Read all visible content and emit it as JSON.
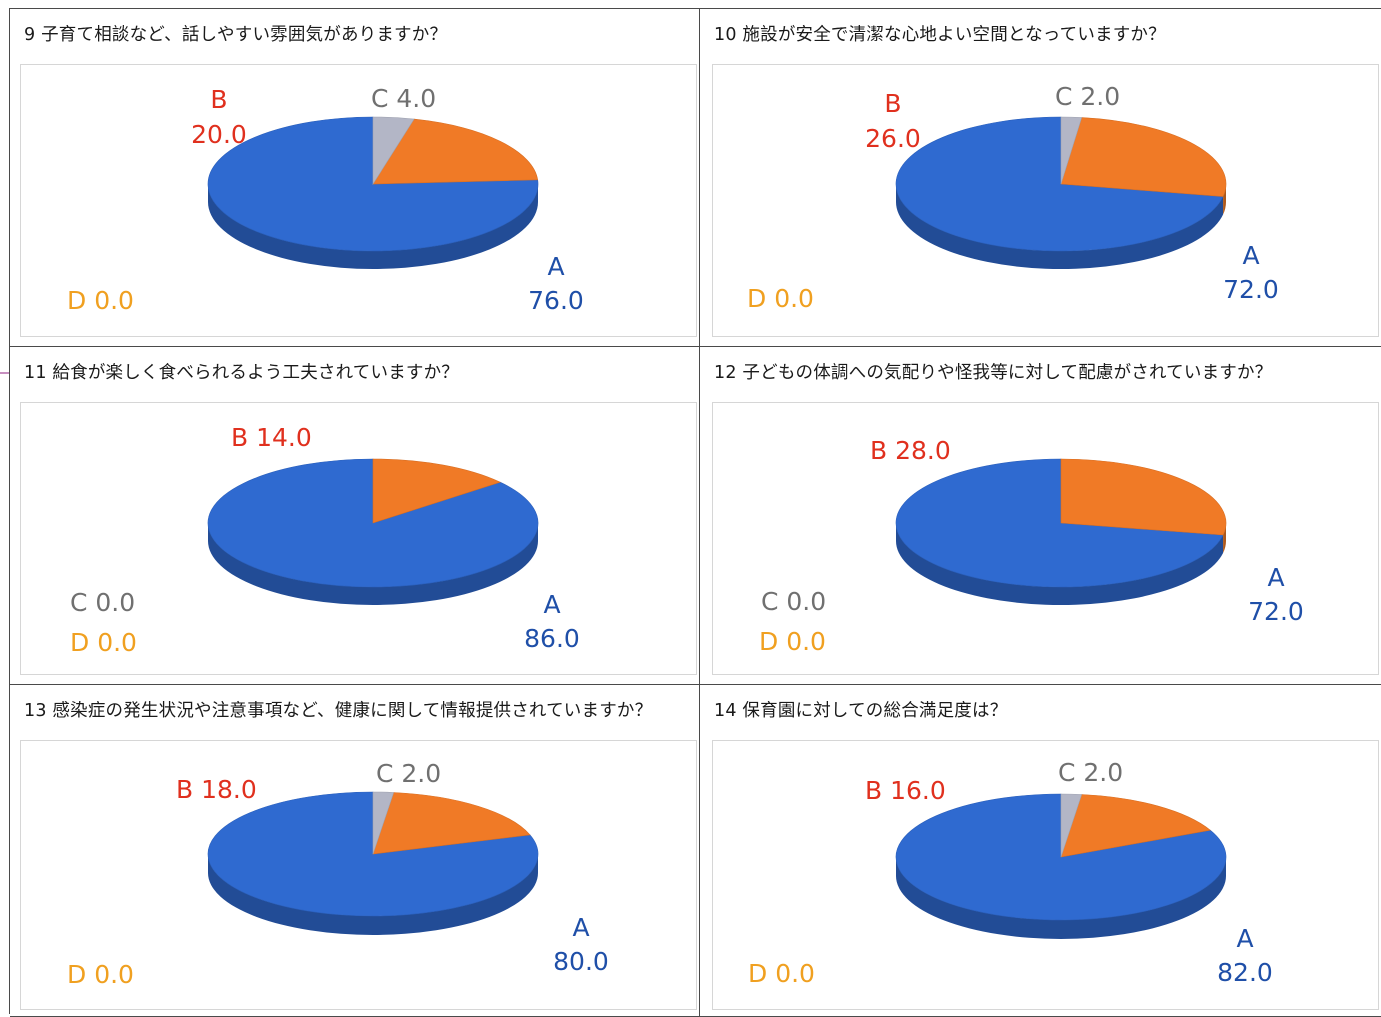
{
  "colors": {
    "A": "#2f6ad0",
    "B": "#f07a26",
    "C": "#b3b6c6",
    "D": "#f0a020"
  },
  "chart_data": [
    {
      "type": "pie",
      "title": "9 子育て相談など、話しやすい雰囲気がありますか？",
      "slices": [
        {
          "name": "A",
          "value": 76.0,
          "label": "A",
          "value_text": "76.0"
        },
        {
          "name": "B",
          "value": 20.0,
          "label": "B",
          "value_text": "20.0"
        },
        {
          "name": "C",
          "value": 4.0,
          "label": "C 4.0"
        },
        {
          "name": "D",
          "value": 0.0,
          "label": "D 0.0"
        }
      ]
    },
    {
      "type": "pie",
      "title": "10 施設が安全で清潔な心地よい空間となっていますか？",
      "slices": [
        {
          "name": "A",
          "value": 72.0,
          "label": "A",
          "value_text": "72.0"
        },
        {
          "name": "B",
          "value": 26.0,
          "label": "B",
          "value_text": "26.0"
        },
        {
          "name": "C",
          "value": 2.0,
          "label": "C 2.0"
        },
        {
          "name": "D",
          "value": 0.0,
          "label": "D 0.0"
        }
      ]
    },
    {
      "type": "pie",
      "title": "11 給食が楽しく食べられるよう工夫されていますか？",
      "slices": [
        {
          "name": "A",
          "value": 86.0,
          "label": "A",
          "value_text": "86.0"
        },
        {
          "name": "B",
          "value": 14.0,
          "label": "B 14.0"
        },
        {
          "name": "C",
          "value": 0.0,
          "label": "C 0.0"
        },
        {
          "name": "D",
          "value": 0.0,
          "label": "D 0.0"
        }
      ]
    },
    {
      "type": "pie",
      "title": "12 子どもの体調への気配りや怪我等に対して配慮がされていますか？",
      "slices": [
        {
          "name": "A",
          "value": 72.0,
          "label": "A",
          "value_text": "72.0"
        },
        {
          "name": "B",
          "value": 28.0,
          "label": "B 28.0"
        },
        {
          "name": "C",
          "value": 0.0,
          "label": "C 0.0"
        },
        {
          "name": "D",
          "value": 0.0,
          "label": "D 0.0"
        }
      ]
    },
    {
      "type": "pie",
      "title": "13 感染症の発生状況や注意事項など、健康に関して情報提供されていますか？",
      "slices": [
        {
          "name": "A",
          "value": 80.0,
          "label": "A",
          "value_text": "80.0"
        },
        {
          "name": "B",
          "value": 18.0,
          "label": "B 18.0"
        },
        {
          "name": "C",
          "value": 2.0,
          "label": "C 2.0"
        },
        {
          "name": "D",
          "value": 0.0,
          "label": "D 0.0"
        }
      ]
    },
    {
      "type": "pie",
      "title": "14 保育園に対しての総合満足度は？",
      "slices": [
        {
          "name": "A",
          "value": 82.0,
          "label": "A",
          "value_text": "82.0"
        },
        {
          "name": "B",
          "value": 16.0,
          "label": "B 16.0"
        },
        {
          "name": "C",
          "value": 2.0,
          "label": "C 2.0"
        },
        {
          "name": "D",
          "value": 0.0,
          "label": "D 0.0"
        }
      ]
    }
  ]
}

=-=-=-=-=

→ SHORT PROBLEM
Copy the listing over exactly, skipping the pictures it holds.

→ COMPLETED EXERCISE
Read all visible content and emit it as JSON.
{
  "colors": {
    "A": "#2f6ad0",
    "B": "#f07a26",
    "C": "#b3b6c6",
    "D": "#f0a020"
  },
  "chart_data": [
    {
      "type": "pie",
      "title": "9 子育て相談など、話しやすい雰囲気がありますか？",
      "slices": [
        {
          "name": "A",
          "value": 76.0,
          "label": "A",
          "value_text": "76.0"
        },
        {
          "name": "B",
          "value": 20.0,
          "label": "B",
          "value_text": "20.0"
        },
        {
          "name": "C",
          "value": 4.0,
          "label": "C 4.0"
        },
        {
          "name": "D",
          "value": 0.0,
          "label": "D 0.0"
        }
      ]
    },
    {
      "type": "pie",
      "title": "10 施設が安全で清潔な心地よい空間となっていますか？",
      "slices": [
        {
          "name": "A",
          "value": 72.0,
          "label": "A",
          "value_text": "72.0"
        },
        {
          "name": "B",
          "value": 26.0,
          "label": "B",
          "value_text": "26.0"
        },
        {
          "name": "C",
          "value": 2.0,
          "label": "C 2.0"
        },
        {
          "name": "D",
          "value": 0.0,
          "label": "D 0.0"
        }
      ]
    },
    {
      "type": "pie",
      "title": "11 給食が楽しく食べられるよう工夫されていますか？",
      "slices": [
        {
          "name": "A",
          "value": 86.0,
          "label": "A",
          "value_text": "86.0"
        },
        {
          "name": "B",
          "value": 14.0,
          "label": "B 14.0"
        },
        {
          "name": "C",
          "value": 0.0,
          "label": "C 0.0"
        },
        {
          "name": "D",
          "value": 0.0,
          "label": "D 0.0"
        }
      ]
    },
    {
      "type": "pie",
      "title": "12 子どもの体調への気配りや怪我等に対して配慮がされていますか？",
      "slices": [
        {
          "name": "A",
          "value": 72.0,
          "label": "A",
          "value_text": "72.0"
        },
        {
          "name": "B",
          "value": 28.0,
          "label": "B 28.0"
        },
        {
          "name": "C",
          "value": 0.0,
          "label": "C 0.0"
        },
        {
          "name": "D",
          "value": 0.0,
          "label": "D 0.0"
        }
      ]
    },
    {
      "type": "pie",
      "title": "13 感染症の発生状況や注意事項など、健康に関して情報提供されていますか？",
      "slices": [
        {
          "name": "A",
          "value": 80.0,
          "label": "A",
          "value_text": "80.0"
        },
        {
          "name": "B",
          "value": 18.0,
          "label": "B 18.0"
        },
        {
          "name": "C",
          "value": 2.0,
          "label": "C 2.0"
        },
        {
          "name": "D",
          "value": 0.0,
          "label": "D 0.0"
        }
      ]
    },
    {
      "type": "pie",
      "title": "14 保育園に対しての総合満足度は？",
      "slices": [
        {
          "name": "A",
          "value": 82.0,
          "label": "A",
          "value_text": "82.0"
        },
        {
          "name": "B",
          "value": 16.0,
          "label": "B 16.0"
        },
        {
          "name": "C",
          "value": 2.0,
          "label": "C 2.0"
        },
        {
          "name": "D",
          "value": 0.0,
          "label": "D 0.0"
        }
      ]
    }
  ]
}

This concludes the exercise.